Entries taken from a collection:
>>>

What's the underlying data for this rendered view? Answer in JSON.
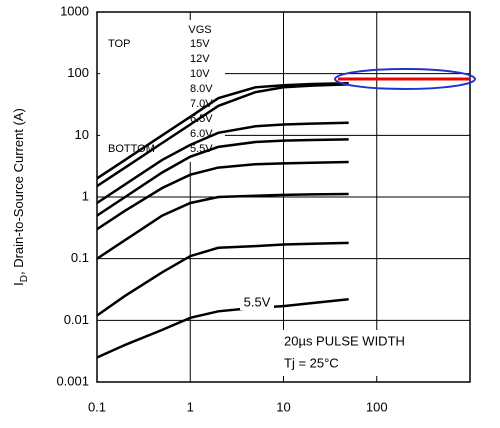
{
  "chart_data": {
    "type": "line",
    "ylabel": {
      "main": "I",
      "sub": "D",
      "rest": ", Drain-to-Source Current (A)"
    },
    "legend_title": "VGS",
    "legend_top": "TOP",
    "legend_bottom": "BOTTOM",
    "annotations": {
      "curve_label": "5.5V",
      "pulse": "20µs PULSE WIDTH",
      "temp": "Tj = 25°C"
    },
    "log_x": true,
    "log_y": true,
    "grid": true,
    "xlim": [
      0.1,
      1000
    ],
    "xticks": [
      0.1,
      1,
      10,
      100
    ],
    "ylim": [
      0.001,
      1000
    ],
    "yticks": [
      1000,
      100,
      10,
      1,
      0.1,
      0.01,
      0.001
    ],
    "x": [
      0.1,
      0.2,
      0.5,
      1,
      2,
      5,
      10,
      20,
      50
    ],
    "series": [
      {
        "name": "15V",
        "color": "#000000",
        "values": [
          2,
          4,
          10,
          20,
          40,
          60,
          65,
          68,
          70
        ]
      },
      {
        "name": "12V",
        "color": "#000000",
        "values": [
          1.5,
          3,
          7.5,
          15,
          30,
          50,
          60,
          64,
          67
        ]
      },
      {
        "name": "10V",
        "color": "#000000",
        "values": [
          0.8,
          1.6,
          4,
          7,
          11,
          14,
          15,
          15.5,
          16
        ]
      },
      {
        "name": "8.0V",
        "color": "#000000",
        "values": [
          0.5,
          1,
          2.5,
          4.5,
          6.5,
          7.8,
          8.2,
          8.4,
          8.6
        ]
      },
      {
        "name": "7.0V",
        "color": "#000000",
        "values": [
          0.3,
          0.6,
          1.4,
          2.3,
          3,
          3.4,
          3.5,
          3.6,
          3.7
        ]
      },
      {
        "name": "6.5V",
        "color": "#000000",
        "values": [
          0.1,
          0.2,
          0.5,
          0.8,
          1,
          1.05,
          1.08,
          1.1,
          1.12
        ]
      },
      {
        "name": "6.0V",
        "color": "#000000",
        "values": [
          0.012,
          0.025,
          0.06,
          0.11,
          0.15,
          0.16,
          0.17,
          0.175,
          0.18
        ]
      },
      {
        "name": "5.5V",
        "color": "#000000",
        "values": [
          0.0025,
          0.004,
          0.007,
          0.011,
          0.014,
          0.016,
          0.017,
          0.019,
          0.022
        ]
      }
    ]
  }
}
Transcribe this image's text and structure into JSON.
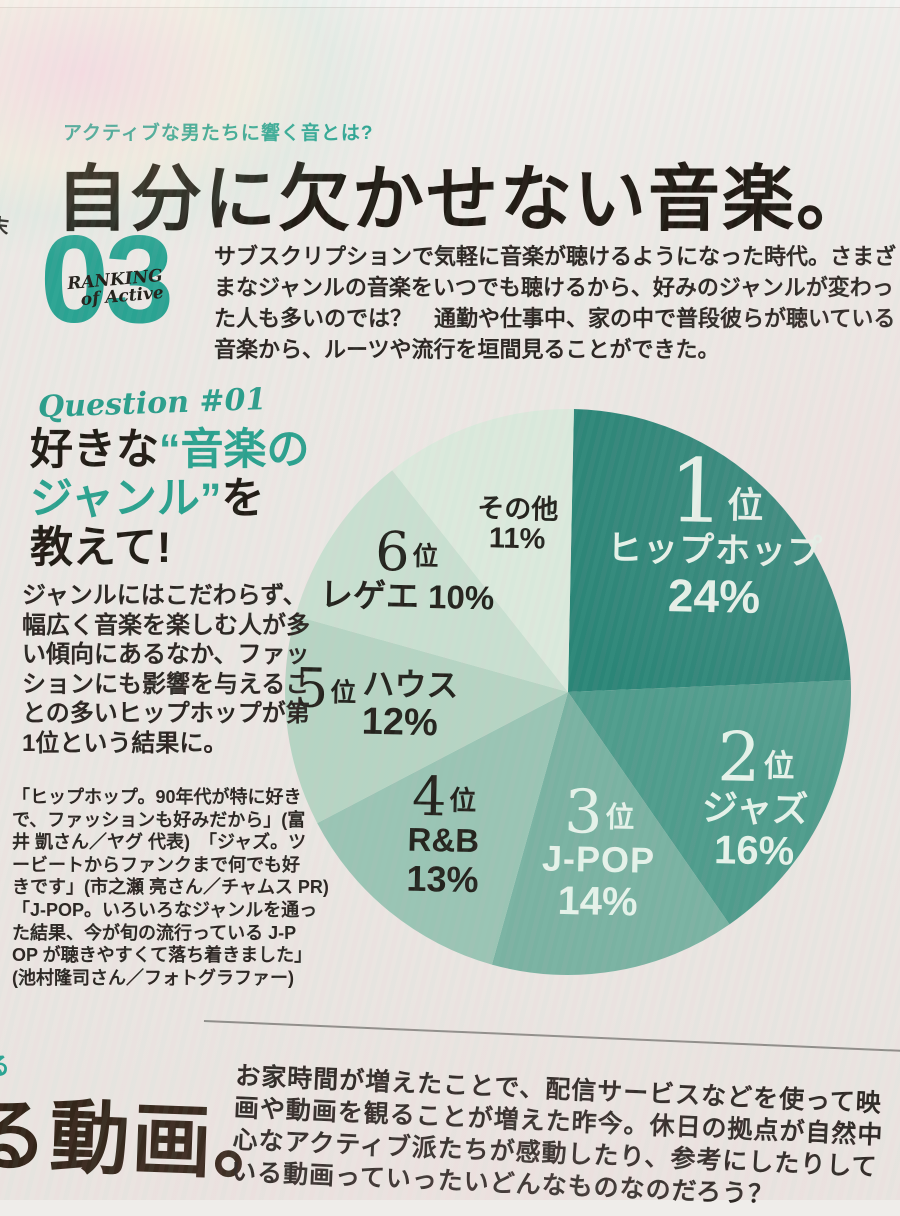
{
  "page": {
    "kicker": "アクティブな男たちに響く音とは?",
    "headline": "自分に欠かせない音楽。",
    "section_number": "03",
    "section_script_line1": "RANKING",
    "section_script_line2": "of Active",
    "intro_lines": [
      "サブスクリプションで気軽に音楽が聴けるようになった時代。さまざ",
      "まなジャンルの音楽をいつでも聴けるから、好みのジャンルが変わっ",
      "た人も多いのでは？　通勤や仕事中、家の中で普段彼らが聴いている",
      "音楽から、ルーツや流行を垣間見ることができた。"
    ],
    "edge_fragment_top": "末",
    "edge_fragment_bottom": "る"
  },
  "question": {
    "script": "Question #01",
    "headline": {
      "l1_black": "好きな",
      "l1_teal": "“音楽の",
      "l2_teal": "ジャンル”",
      "l2_black": "を",
      "l3_black": "教えて!"
    },
    "body_lines": [
      "ジャンルにはこだわらず、",
      "幅広く音楽を楽しむ人が多",
      "い傾向にあるなか、ファッ",
      "ションにも影響を与えるこ",
      "との多いヒップホップが第",
      "1位という結果に。"
    ],
    "quote_lines": [
      "「ヒップホップ。90年代が特に好き",
      "で、ファッションも好みだから」(富",
      "井 凱さん／ヤグ 代表)　「ジャズ。ツ",
      "ービートからファンクまで何でも好",
      "きです」(市之瀬 亮さん／チャムス PR)",
      "「J-POP。いろいろなジャンルを通っ",
      "た結果、今が旬の流行っている J-P",
      "OP が聴きやすくて落ち着きました」",
      "(池村隆司さん／フォトグラファー)"
    ]
  },
  "chart_data": {
    "type": "pie",
    "title": "好きな“音楽のジャンル”を教えて!",
    "unit": "%",
    "start_angle_deg": 0,
    "direction": "clockwise",
    "labels_position": "on-slice",
    "slices": [
      {
        "rank": "1",
        "rank_suffix": "位",
        "label": "ヒップホップ",
        "value": 24,
        "pct": "24%",
        "color": "#2b8577",
        "text": "light"
      },
      {
        "rank": "2",
        "rank_suffix": "位",
        "label": "ジャズ",
        "value": 16,
        "pct": "16%",
        "color": "#4f9c8c",
        "text": "light"
      },
      {
        "rank": "3",
        "rank_suffix": "位",
        "label": "J-POP",
        "value": 14,
        "pct": "14%",
        "color": "#7ab2a2",
        "text": "light"
      },
      {
        "rank": "4",
        "rank_suffix": "位",
        "label": "R&B",
        "value": 13,
        "pct": "13%",
        "color": "#9ac4b4",
        "text": "dark"
      },
      {
        "rank": "5",
        "rank_suffix": "位",
        "label": "ハウス",
        "value": 12,
        "pct": "12%",
        "color": "#b6d4c3",
        "text": "dark"
      },
      {
        "rank": "6",
        "rank_suffix": "位",
        "label": "レゲエ",
        "value": 10,
        "pct": "10%",
        "color": "#c9dfd0",
        "text": "dark"
      },
      {
        "rank": "",
        "rank_suffix": "",
        "label": "その他",
        "value": 11,
        "pct": "11%",
        "color": "#dbe9dc",
        "text": "dark"
      }
    ]
  },
  "footer": {
    "big_text": "る動画。",
    "para_lines": [
      "お家時間が増えたことで、配信サービスなどを使って映",
      "画や動画を観ることが増えた昨今。休日の拠点が自然中",
      "心なアクティブ派たちが感動したり、参考にしたりして",
      "いる動画っていったいどんなものなのだろう？"
    ]
  },
  "colors": {
    "accent_teal": "#2aa392",
    "headline_black": "#211b14",
    "footer_brown": "#332519",
    "page_bg": "#eae6e2"
  }
}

<<<

Task brief:
The pictures should not appear in the copy; every other part of the records above must be returned exactly.

Problem solution:
What's the underlying data for this rendered view? Answer in JSON.
{
  "chart_data": {
    "type": "line",
    "ylabel": {
      "main": "I",
      "sub": "D",
      "rest": ", Drain-to-Source Current (A)"
    },
    "legend_title": "VGS",
    "legend_top": "TOP",
    "legend_bottom": "BOTTOM",
    "annotations": {
      "curve_label": "5.5V",
      "pulse": "20µs PULSE WIDTH",
      "temp": "Tj = 25°C"
    },
    "log_x": true,
    "log_y": true,
    "grid": true,
    "xlim": [
      0.1,
      1000
    ],
    "xticks": [
      0.1,
      1,
      10,
      100
    ],
    "ylim": [
      0.001,
      1000
    ],
    "yticks": [
      1000,
      100,
      10,
      1,
      0.1,
      0.01,
      0.001
    ],
    "x": [
      0.1,
      0.2,
      0.5,
      1,
      2,
      5,
      10,
      20,
      50
    ],
    "series": [
      {
        "name": "15V",
        "color": "#000000",
        "values": [
          2,
          4,
          10,
          20,
          40,
          60,
          65,
          68,
          70
        ]
      },
      {
        "name": "12V",
        "color": "#000000",
        "values": [
          1.5,
          3,
          7.5,
          15,
          30,
          50,
          60,
          64,
          67
        ]
      },
      {
        "name": "10V",
        "color": "#000000",
        "values": [
          0.8,
          1.6,
          4,
          7,
          11,
          14,
          15,
          15.5,
          16
        ]
      },
      {
        "name": "8.0V",
        "color": "#000000",
        "values": [
          0.5,
          1,
          2.5,
          4.5,
          6.5,
          7.8,
          8.2,
          8.4,
          8.6
        ]
      },
      {
        "name": "7.0V",
        "color": "#000000",
        "values": [
          0.3,
          0.6,
          1.4,
          2.3,
          3,
          3.4,
          3.5,
          3.6,
          3.7
        ]
      },
      {
        "name": "6.5V",
        "color": "#000000",
        "values": [
          0.1,
          0.2,
          0.5,
          0.8,
          1,
          1.05,
          1.08,
          1.1,
          1.12
        ]
      },
      {
        "name": "6.0V",
        "color": "#000000",
        "values": [
          0.012,
          0.025,
          0.06,
          0.11,
          0.15,
          0.16,
          0.17,
          0.175,
          0.18
        ]
      },
      {
        "name": "5.5V",
        "color": "#000000",
        "values": [
          0.0025,
          0.004,
          0.007,
          0.011,
          0.014,
          0.016,
          0.017,
          0.019,
          0.022
        ]
      }
    ]
  }
}
Transcribe this image's text and structure into JSON.
{
  "page": {
    "kicker": "アクティブな男たちに響く音とは?",
    "headline": "自分に欠かせない音楽。",
    "section_number": "03",
    "section_script_line1": "RANKING",
    "section_script_line2": "of Active",
    "intro_lines": [
      "サブスクリプションで気軽に音楽が聴けるようになった時代。さまざ",
      "まなジャンルの音楽をいつでも聴けるから、好みのジャンルが変わっ",
      "た人も多いのでは？　通勤や仕事中、家の中で普段彼らが聴いている",
      "音楽から、ルーツや流行を垣間見ることができた。"
    ],
    "edge_fragment_top": "末",
    "edge_fragment_bottom": "る"
  },
  "question": {
    "script": "Question #01",
    "headline": {
      "l1_black": "好きな",
      "l1_teal": "“音楽の",
      "l2_teal": "ジャンル”",
      "l2_black": "を",
      "l3_black": "教えて!"
    },
    "body_lines": [
      "ジャンルにはこだわらず、",
      "幅広く音楽を楽しむ人が多",
      "い傾向にあるなか、ファッ",
      "ションにも影響を与えるこ",
      "との多いヒップホップが第",
      "1位という結果に。"
    ],
    "quote_lines": [
      "「ヒップホップ。90年代が特に好き",
      "で、ファッションも好みだから」(富",
      "井 凱さん／ヤグ 代表)　「ジャズ。ツ",
      "ービートからファンクまで何でも好",
      "きです」(市之瀬 亮さん／チャムス PR)",
      "「J-POP。いろいろなジャンルを通っ",
      "た結果、今が旬の流行っている J-P",
      "OP が聴きやすくて落ち着きました」",
      "(池村隆司さん／フォトグラファー)"
    ]
  },
  "chart_data": {
    "type": "pie",
    "title": "好きな“音楽のジャンル”を教えて!",
    "unit": "%",
    "start_angle_deg": 0,
    "direction": "clockwise",
    "labels_position": "on-slice",
    "slices": [
      {
        "rank": "1",
        "rank_suffix": "位",
        "label": "ヒップホップ",
        "value": 24,
        "pct": "24%",
        "color": "#2b8577",
        "text": "light"
      },
      {
        "rank": "2",
        "rank_suffix": "位",
        "label": "ジャズ",
        "value": 16,
        "pct": "16%",
        "color": "#4f9c8c",
        "text": "light"
      },
      {
        "rank": "3",
        "rank_suffix": "位",
        "label": "J-POP",
        "value": 14,
        "pct": "14%",
        "color": "#7ab2a2",
        "text": "light"
      },
      {
        "rank": "4",
        "rank_suffix": "位",
        "label": "R&B",
        "value": 13,
        "pct": "13%",
        "color": "#9ac4b4",
        "text": "dark"
      },
      {
        "rank": "5",
        "rank_suffix": "位",
        "label": "ハウス",
        "value": 12,
        "pct": "12%",
        "color": "#b6d4c3",
        "text": "dark"
      },
      {
        "rank": "6",
        "rank_suffix": "位",
        "label": "レゲエ",
        "value": 10,
        "pct": "10%",
        "color": "#c9dfd0",
        "text": "dark"
      },
      {
        "rank": "",
        "rank_suffix": "",
        "label": "その他",
        "value": 11,
        "pct": "11%",
        "color": "#dbe9dc",
        "text": "dark"
      }
    ]
  },
  "footer": {
    "big_text": "る動画。",
    "para_lines": [
      "お家時間が増えたことで、配信サービスなどを使って映",
      "画や動画を観ることが増えた昨今。休日の拠点が自然中",
      "心なアクティブ派たちが感動したり、参考にしたりして",
      "いる動画っていったいどんなものなのだろう？"
    ]
  },
  "colors": {
    "accent_teal": "#2aa392",
    "headline_black": "#211b14",
    "footer_brown": "#332519",
    "page_bg": "#eae6e2"
  }
}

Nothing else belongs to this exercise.